Material provided.
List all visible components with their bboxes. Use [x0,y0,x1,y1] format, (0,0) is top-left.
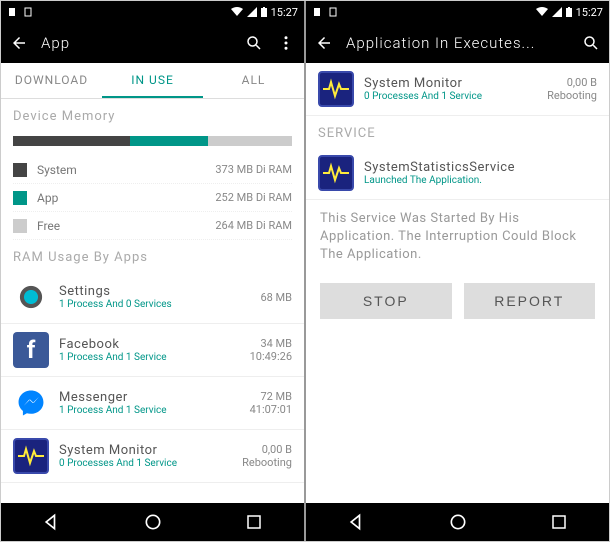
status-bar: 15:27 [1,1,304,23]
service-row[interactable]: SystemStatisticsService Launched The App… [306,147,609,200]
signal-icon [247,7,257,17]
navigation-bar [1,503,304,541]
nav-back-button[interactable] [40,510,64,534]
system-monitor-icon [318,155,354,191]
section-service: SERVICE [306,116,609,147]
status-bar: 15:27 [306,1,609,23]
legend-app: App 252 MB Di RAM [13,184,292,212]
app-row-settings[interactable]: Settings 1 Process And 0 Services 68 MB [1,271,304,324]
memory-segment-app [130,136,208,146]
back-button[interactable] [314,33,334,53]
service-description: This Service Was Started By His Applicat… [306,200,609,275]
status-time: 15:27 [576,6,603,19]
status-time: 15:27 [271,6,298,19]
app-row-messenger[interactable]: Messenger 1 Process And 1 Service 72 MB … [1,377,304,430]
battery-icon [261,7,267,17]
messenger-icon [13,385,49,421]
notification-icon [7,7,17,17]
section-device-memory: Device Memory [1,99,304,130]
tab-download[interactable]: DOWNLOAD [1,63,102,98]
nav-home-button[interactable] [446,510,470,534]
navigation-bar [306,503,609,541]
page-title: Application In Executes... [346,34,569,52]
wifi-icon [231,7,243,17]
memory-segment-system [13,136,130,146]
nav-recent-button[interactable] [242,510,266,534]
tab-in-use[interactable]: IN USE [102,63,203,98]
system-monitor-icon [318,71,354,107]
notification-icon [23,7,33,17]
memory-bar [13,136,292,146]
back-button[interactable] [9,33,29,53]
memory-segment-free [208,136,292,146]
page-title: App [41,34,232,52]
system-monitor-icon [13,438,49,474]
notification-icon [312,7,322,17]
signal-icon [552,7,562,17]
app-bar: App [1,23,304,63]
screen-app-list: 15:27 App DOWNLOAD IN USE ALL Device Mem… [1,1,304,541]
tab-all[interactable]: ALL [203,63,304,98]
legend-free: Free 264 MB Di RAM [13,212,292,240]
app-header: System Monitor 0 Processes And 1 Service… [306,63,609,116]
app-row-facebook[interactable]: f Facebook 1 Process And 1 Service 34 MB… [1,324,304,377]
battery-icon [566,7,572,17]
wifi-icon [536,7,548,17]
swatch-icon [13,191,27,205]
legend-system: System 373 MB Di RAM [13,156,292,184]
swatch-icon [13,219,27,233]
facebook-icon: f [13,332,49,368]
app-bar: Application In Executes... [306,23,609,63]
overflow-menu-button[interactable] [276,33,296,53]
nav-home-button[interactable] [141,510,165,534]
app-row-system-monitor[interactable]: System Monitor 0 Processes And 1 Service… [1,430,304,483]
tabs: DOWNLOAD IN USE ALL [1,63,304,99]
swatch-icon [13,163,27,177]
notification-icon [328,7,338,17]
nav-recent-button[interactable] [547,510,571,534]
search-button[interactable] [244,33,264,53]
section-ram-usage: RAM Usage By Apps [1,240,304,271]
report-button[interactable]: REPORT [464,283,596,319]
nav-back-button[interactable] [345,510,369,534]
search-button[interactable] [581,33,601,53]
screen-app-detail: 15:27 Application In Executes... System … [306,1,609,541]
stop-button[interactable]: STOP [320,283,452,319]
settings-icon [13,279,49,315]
--
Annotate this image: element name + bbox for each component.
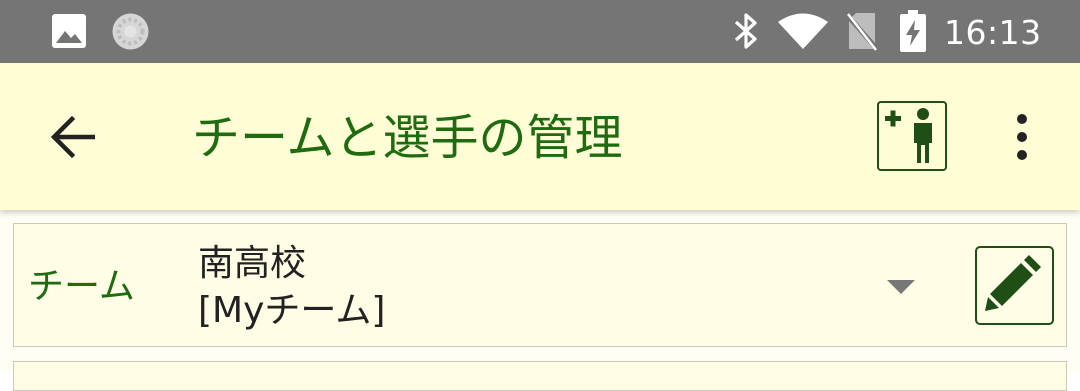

Instructions to follow.
Rewrite the lines between the line containing "List all visible" and the line containing "service-description: This Service", inclusive, as a numbered list, skipping any blank lines and leaving out the pictures.

The answer.
1. List all visible components with their bboxes. Use [x0,y0,x1,y1] format, (0,0) is top-left.
2. status-bar: 15:27 [1,1,304,23]
3. service-row[interactable]: SystemStatisticsService Launched The App… [306,147,609,200]
4. signal-icon [247,7,257,17]
5. navigation-bar [1,503,304,541]
6. nav-back-button[interactable] [40,510,64,534]
7. system-monitor-icon [318,155,354,191]
8. section-service: SERVICE [306,116,609,147]
9. status-bar: 15:27 [306,1,609,23]
10. legend-app: App 252 MB Di RAM [13,184,292,212]
11. app-row-settings[interactable]: Settings 1 Process And 0 Services 68 MB [1,271,304,324]
12. memory-segment-app [130,136,208,146]
13. back-button[interactable] [314,33,334,53]
14. service-description: This Service Was Started By His Applicat… [306,200,609,275]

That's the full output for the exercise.